* _Given exercise_: Filter for the word "Strongly" and keep each matching line.

* _Supplied entries_:
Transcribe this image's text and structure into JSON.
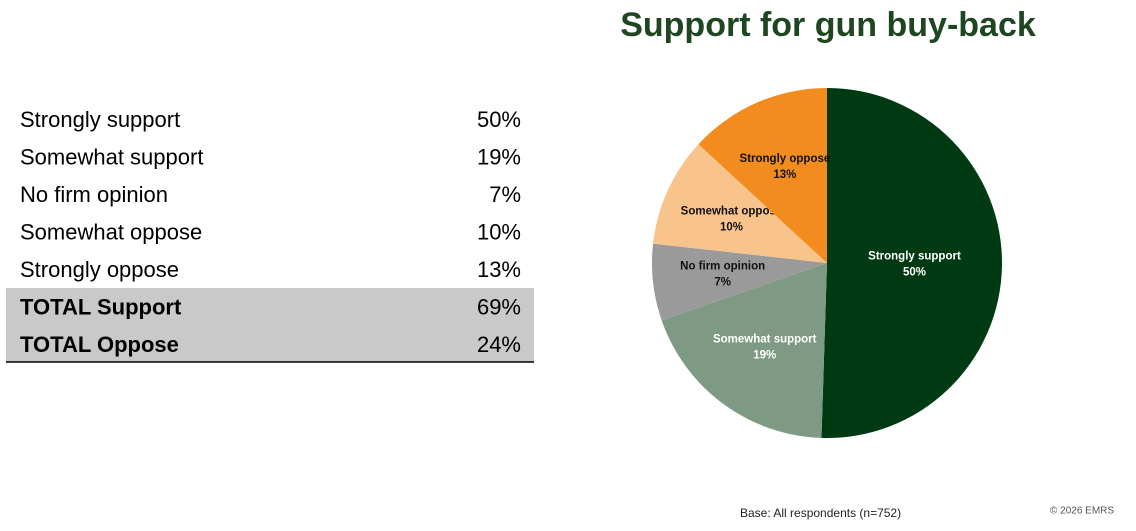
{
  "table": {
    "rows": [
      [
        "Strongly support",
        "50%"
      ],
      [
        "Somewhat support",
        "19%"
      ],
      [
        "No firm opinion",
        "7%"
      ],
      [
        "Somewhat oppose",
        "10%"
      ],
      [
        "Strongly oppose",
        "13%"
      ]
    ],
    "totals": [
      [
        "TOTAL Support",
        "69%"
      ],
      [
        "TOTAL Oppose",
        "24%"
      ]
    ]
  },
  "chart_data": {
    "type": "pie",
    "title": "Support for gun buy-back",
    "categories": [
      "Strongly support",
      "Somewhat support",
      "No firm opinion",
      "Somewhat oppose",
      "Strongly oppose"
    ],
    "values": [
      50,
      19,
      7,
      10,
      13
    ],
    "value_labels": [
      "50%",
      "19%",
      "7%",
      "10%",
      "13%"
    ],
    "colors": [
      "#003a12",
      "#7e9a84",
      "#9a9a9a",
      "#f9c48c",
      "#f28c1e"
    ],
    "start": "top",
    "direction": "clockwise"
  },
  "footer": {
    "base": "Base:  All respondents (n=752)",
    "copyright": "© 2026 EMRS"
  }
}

--

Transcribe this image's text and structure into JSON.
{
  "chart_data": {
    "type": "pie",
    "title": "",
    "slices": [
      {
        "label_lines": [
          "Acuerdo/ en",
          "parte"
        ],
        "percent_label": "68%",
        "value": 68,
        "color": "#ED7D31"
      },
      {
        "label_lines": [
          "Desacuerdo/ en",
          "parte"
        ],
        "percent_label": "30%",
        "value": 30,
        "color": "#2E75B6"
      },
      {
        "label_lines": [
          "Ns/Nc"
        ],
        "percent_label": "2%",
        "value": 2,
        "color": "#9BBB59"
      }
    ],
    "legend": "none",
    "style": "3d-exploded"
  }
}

* _Exercise result_:
        "Strongly support",
        "Strongly oppose",
      "Strongly support",
      "Strongly oppose"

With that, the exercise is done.